__Exercise instructions__
Extract every record, exactly as written, and ignore the pictures.

begin

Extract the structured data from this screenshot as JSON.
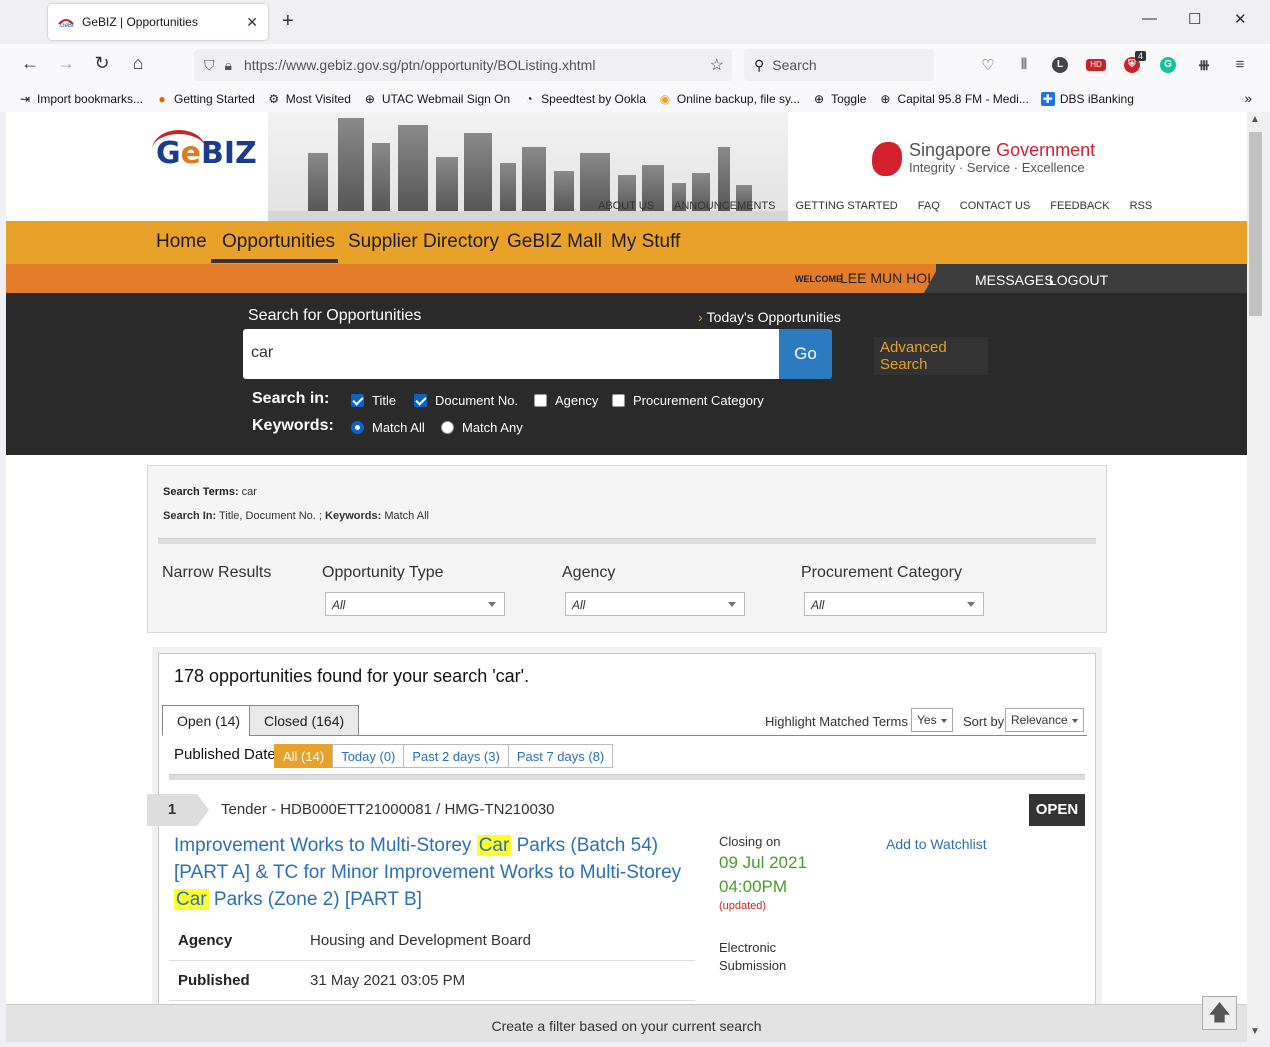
{
  "browser": {
    "tab_title": "GeBIZ | Opportunities",
    "url": "https://www.gebiz.gov.sg/ptn/opportunity/BOListing.xhtml",
    "search_placeholder": "Search",
    "badge_count": "4",
    "profile_letter": "L",
    "hd_label": "HD",
    "bookmarks": [
      "Import bookmarks...",
      "Getting Started",
      "Most Visited",
      "UTAC Webmail Sign On",
      "Speedtest by Ookla",
      "Online backup, file sy...",
      "Toggle",
      "Capital 95.8 FM - Medi...",
      "DBS iBanking"
    ]
  },
  "header": {
    "logo_g": "G",
    "logo_e": "e",
    "logo_biz": "BIZ",
    "sg_word1": "Singapore",
    "sg_word2": "Government",
    "sg_tagline": "Integrity · Service · Excellence",
    "top_links": [
      "ABOUT US",
      "ANNOUNCEMENTS",
      "GETTING STARTED",
      "FAQ",
      "CONTACT US",
      "FEEDBACK",
      "RSS"
    ]
  },
  "nav": {
    "items": [
      "Home",
      "Opportunities",
      "Supplier Directory",
      "GeBIZ Mall",
      "My Stuff"
    ],
    "active": "Opportunities"
  },
  "user": {
    "welcome": "WELCOME",
    "name": "LEE MUN HOI",
    "messages": "MESSAGES",
    "logout": "LOGOUT"
  },
  "search": {
    "label": "Search for Opportunities",
    "today_link": "Today's Opportunities",
    "query": "car",
    "go_label": "Go",
    "advanced": "Advanced Search",
    "search_in_label": "Search in:",
    "keywords_label": "Keywords:",
    "search_in": [
      {
        "label": "Title",
        "checked": true
      },
      {
        "label": "Document No.",
        "checked": true
      },
      {
        "label": "Agency",
        "checked": false
      },
      {
        "label": "Procurement Category",
        "checked": false
      }
    ],
    "keywords": [
      {
        "label": "Match All",
        "selected": true
      },
      {
        "label": "Match Any",
        "selected": false
      }
    ]
  },
  "summary": {
    "terms_label": "Search Terms:",
    "terms_value": "car",
    "in_label": "Search In:",
    "in_value": "Title, Document No. ;",
    "kw_label": "Keywords:",
    "kw_value": "Match All",
    "narrow": "Narrow Results",
    "filters": [
      {
        "label": "Opportunity Type",
        "value": "All"
      },
      {
        "label": "Agency",
        "value": "All"
      },
      {
        "label": "Procurement Category",
        "value": "All"
      }
    ]
  },
  "results": {
    "found_text": "178 opportunities found for your search 'car'.",
    "tabs": [
      "Open (14)",
      "Closed (164)"
    ],
    "highlight_label": "Highlight Matched Terms",
    "highlight_value": "Yes",
    "sort_label": "Sort by",
    "sort_value": "Relevance",
    "published_label": "Published Date:",
    "date_pills": [
      "All (14)",
      "Today (0)",
      "Past 2 days (3)",
      "Past 7 days (8)"
    ],
    "items": [
      {
        "number": "1",
        "doc": "Tender - HDB000ETT21000081 / HMG-TN210030",
        "status": "OPEN",
        "title_parts": [
          "Improvement Works to Multi-Storey ",
          "Car",
          " Parks (Batch 54) [PART A] & TC for Minor Improvement Works to Multi-Storey ",
          "Car",
          " Parks (Zone 2) [PART B]"
        ],
        "closing_label": "Closing on",
        "closing_date": "09 Jul 2021",
        "closing_time": "04:00PM",
        "updated": "(updated)",
        "watchlist": "Add to Watchlist",
        "submission": "Electronic Submission",
        "agency_label": "Agency",
        "agency": "Housing and Development Board",
        "published_label": "Published",
        "published": "31 May 2021 03:05 PM"
      }
    ]
  },
  "footer": {
    "filter_bar": "Create a filter based on your current search"
  }
}
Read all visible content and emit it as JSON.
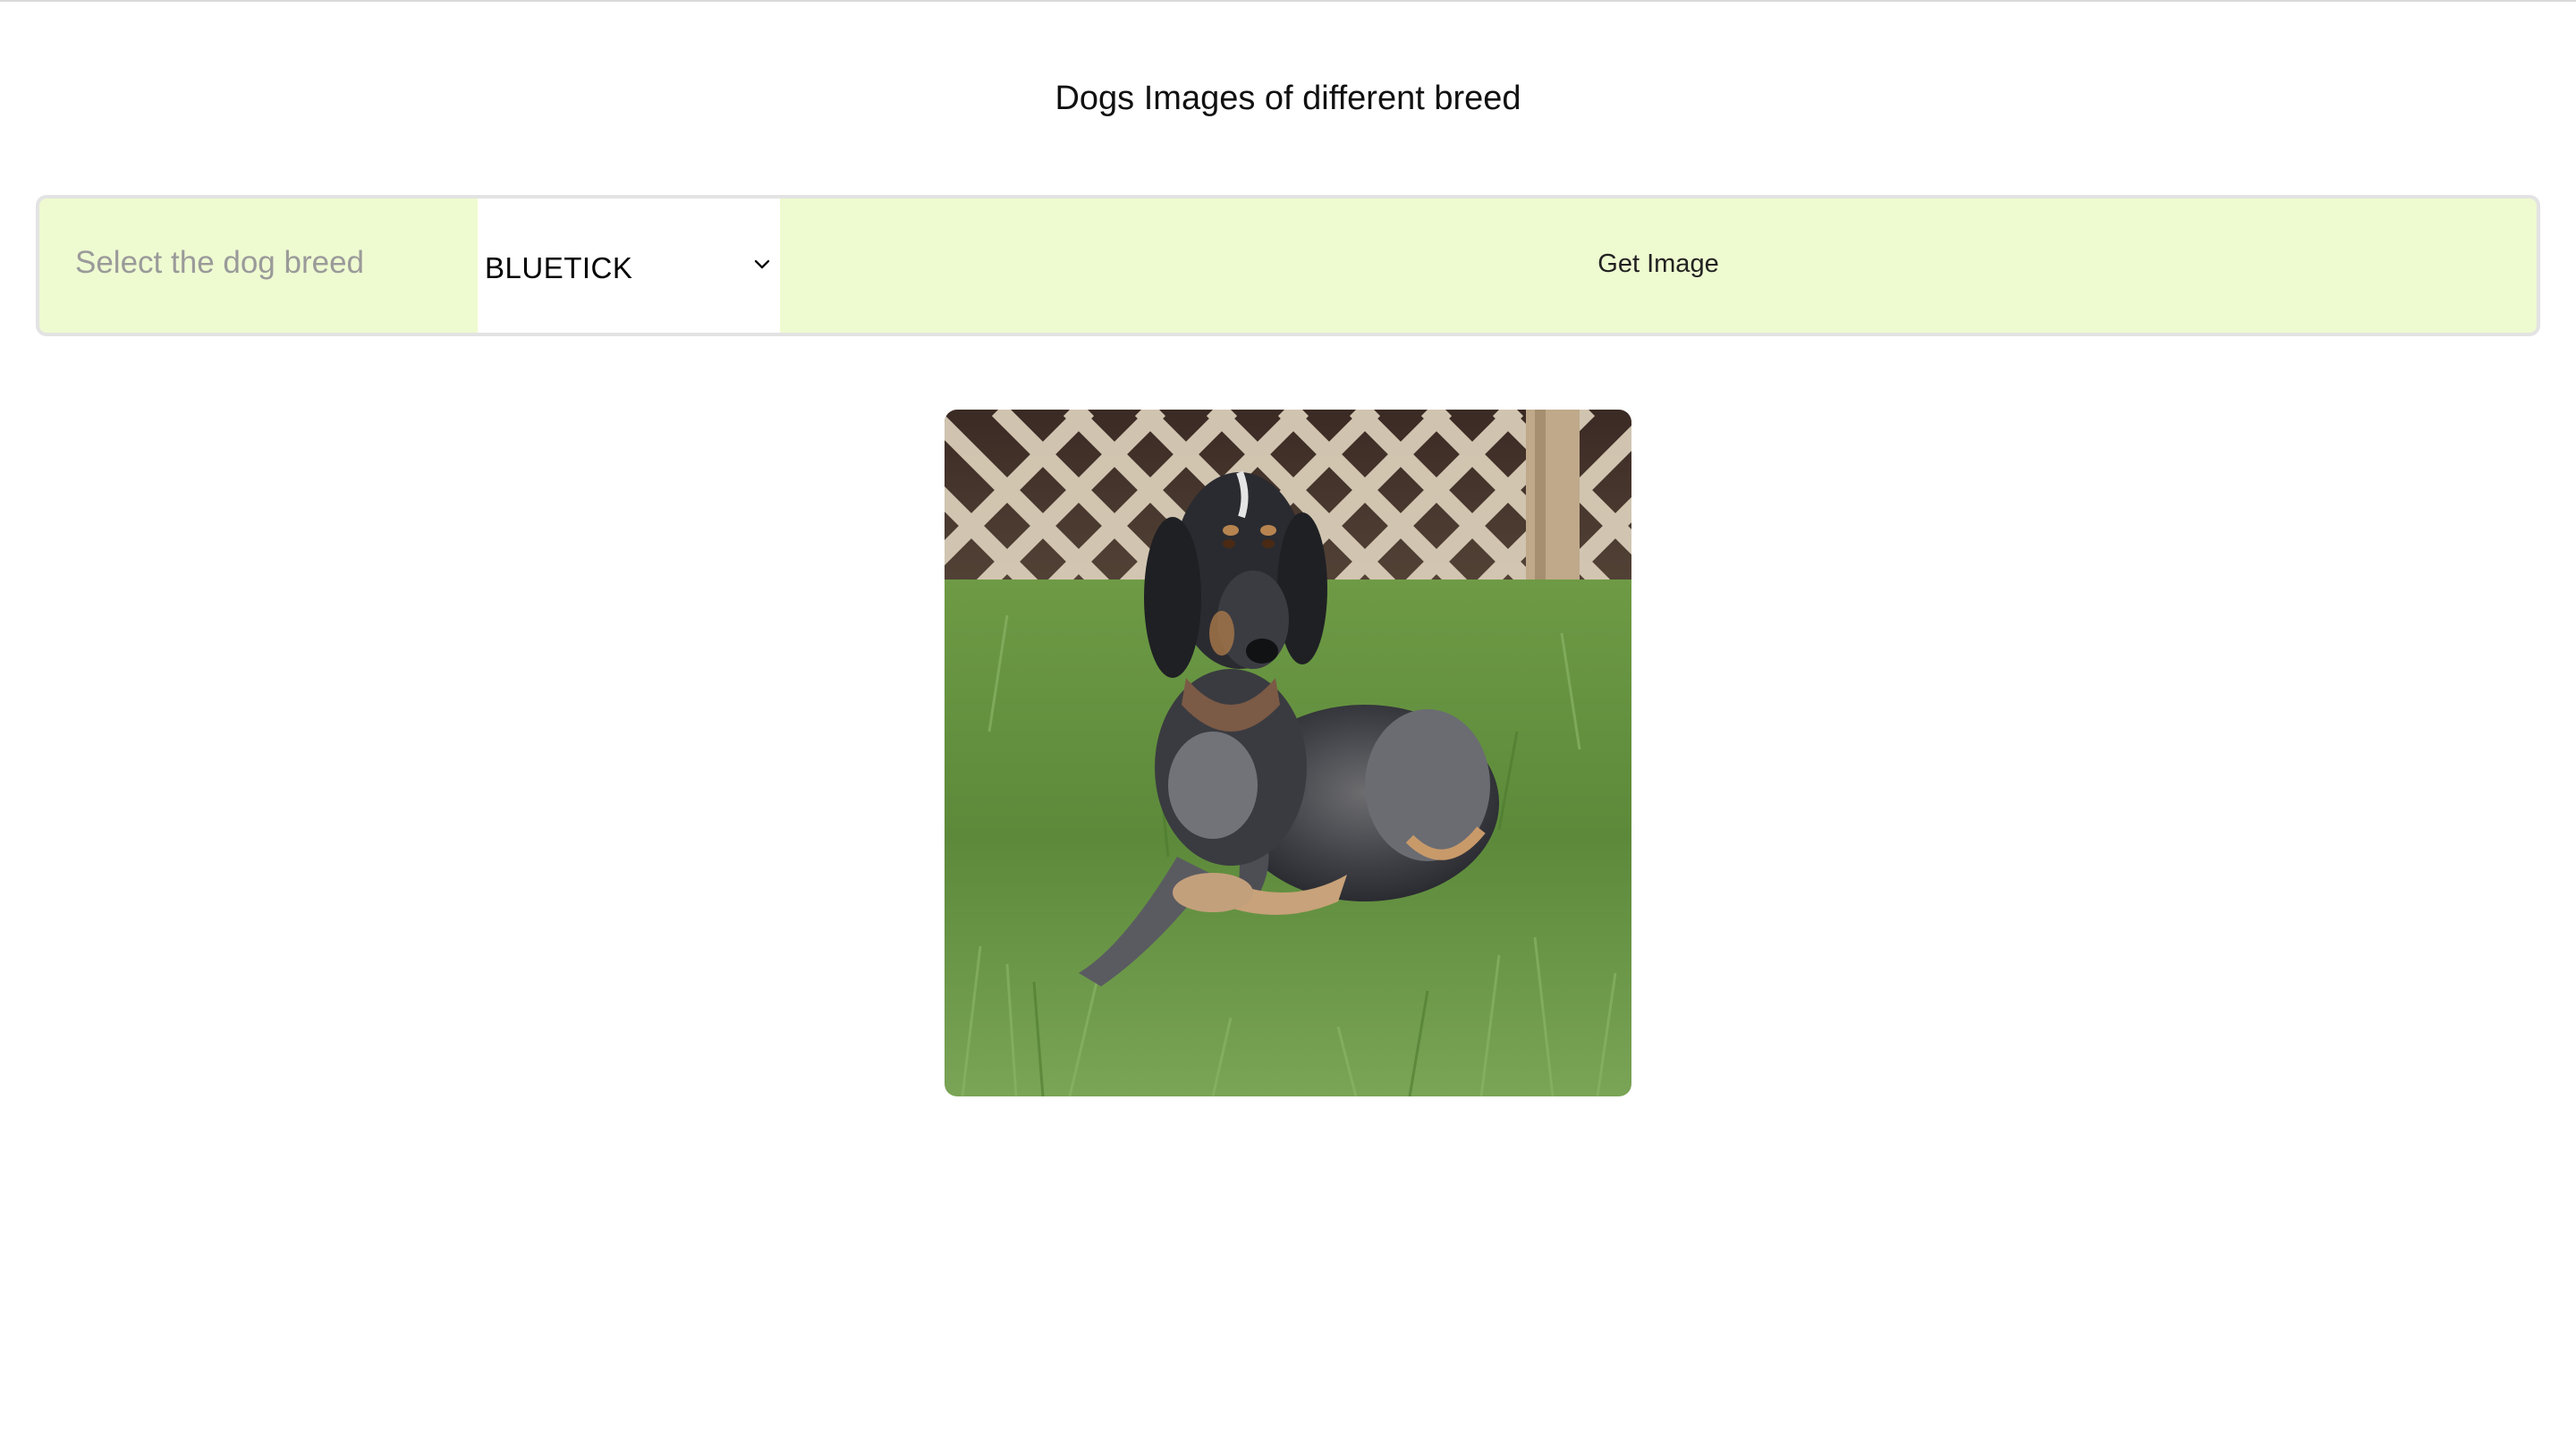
{
  "page": {
    "title": "Dogs Images of different breed"
  },
  "controls": {
    "label": "Select the dog breed",
    "select": {
      "selected": "BLUETICK"
    },
    "button_label": "Get Image"
  },
  "colors": {
    "panel_background": "#eefad0",
    "panel_border": "#e3e3e3",
    "label_text": "#9a9a9a"
  },
  "icons": {
    "dropdown": "chevron-down-icon"
  }
}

end

__Solution below__
Extract the structured data from this screenshot as JSON.
{
  "browser": {
    "tab_title": "GeBIZ | Opportunities",
    "url": "https://www.gebiz.gov.sg/ptn/opportunity/BOListing.xhtml",
    "search_placeholder": "Search",
    "badge_count": "4",
    "profile_letter": "L",
    "hd_label": "HD",
    "bookmarks": [
      "Import bookmarks...",
      "Getting Started",
      "Most Visited",
      "UTAC Webmail Sign On",
      "Speedtest by Ookla",
      "Online backup, file sy...",
      "Toggle",
      "Capital 95.8 FM - Medi...",
      "DBS iBanking"
    ]
  },
  "header": {
    "logo_g": "G",
    "logo_e": "e",
    "logo_biz": "BIZ",
    "sg_word1": "Singapore",
    "sg_word2": "Government",
    "sg_tagline": "Integrity · Service · Excellence",
    "top_links": [
      "ABOUT US",
      "ANNOUNCEMENTS",
      "GETTING STARTED",
      "FAQ",
      "CONTACT US",
      "FEEDBACK",
      "RSS"
    ]
  },
  "nav": {
    "items": [
      "Home",
      "Opportunities",
      "Supplier Directory",
      "GeBIZ Mall",
      "My Stuff"
    ],
    "active": "Opportunities"
  },
  "user": {
    "welcome": "WELCOME",
    "name": "LEE MUN HOI",
    "messages": "MESSAGES",
    "logout": "LOGOUT"
  },
  "search": {
    "label": "Search for Opportunities",
    "today_link": "Today's Opportunities",
    "query": "car",
    "go_label": "Go",
    "advanced": "Advanced Search",
    "search_in_label": "Search in:",
    "keywords_label": "Keywords:",
    "search_in": [
      {
        "label": "Title",
        "checked": true
      },
      {
        "label": "Document No.",
        "checked": true
      },
      {
        "label": "Agency",
        "checked": false
      },
      {
        "label": "Procurement Category",
        "checked": false
      }
    ],
    "keywords": [
      {
        "label": "Match All",
        "selected": true
      },
      {
        "label": "Match Any",
        "selected": false
      }
    ]
  },
  "summary": {
    "terms_label": "Search Terms:",
    "terms_value": "car",
    "in_label": "Search In:",
    "in_value": "Title, Document No. ;",
    "kw_label": "Keywords:",
    "kw_value": "Match All",
    "narrow": "Narrow Results",
    "filters": [
      {
        "label": "Opportunity Type",
        "value": "All"
      },
      {
        "label": "Agency",
        "value": "All"
      },
      {
        "label": "Procurement Category",
        "value": "All"
      }
    ]
  },
  "results": {
    "found_text": "178 opportunities found for your search 'car'.",
    "tabs": [
      "Open (14)",
      "Closed (164)"
    ],
    "highlight_label": "Highlight Matched Terms",
    "highlight_value": "Yes",
    "sort_label": "Sort by",
    "sort_value": "Relevance",
    "published_label": "Published Date:",
    "date_pills": [
      "All (14)",
      "Today (0)",
      "Past 2 days (3)",
      "Past 7 days (8)"
    ],
    "items": [
      {
        "number": "1",
        "doc": "Tender - HDB000ETT21000081 / HMG-TN210030",
        "status": "OPEN",
        "title_parts": [
          "Improvement Works to Multi-Storey ",
          "Car",
          " Parks (Batch 54) [PART A] & TC for Minor Improvement Works to Multi-Storey ",
          "Car",
          " Parks (Zone 2) [PART B]"
        ],
        "closing_label": "Closing on",
        "closing_date": "09 Jul 2021",
        "closing_time": "04:00PM",
        "updated": "(updated)",
        "watchlist": "Add to Watchlist",
        "submission": "Electronic Submission",
        "agency_label": "Agency",
        "agency": "Housing and Development Board",
        "published_label": "Published",
        "published": "31 May 2021 03:05 PM"
      }
    ]
  },
  "footer": {
    "filter_bar": "Create a filter based on your current search"
  }
}
Read all visible content and emit it as JSON.
{
  "page": {
    "title": "Dogs Images of different breed"
  },
  "controls": {
    "label": "Select the dog breed",
    "select": {
      "selected": "BLUETICK"
    },
    "button_label": "Get Image"
  },
  "colors": {
    "panel_background": "#eefad0",
    "panel_border": "#e3e3e3",
    "label_text": "#9a9a9a"
  },
  "icons": {
    "dropdown": "chevron-down-icon"
  }
}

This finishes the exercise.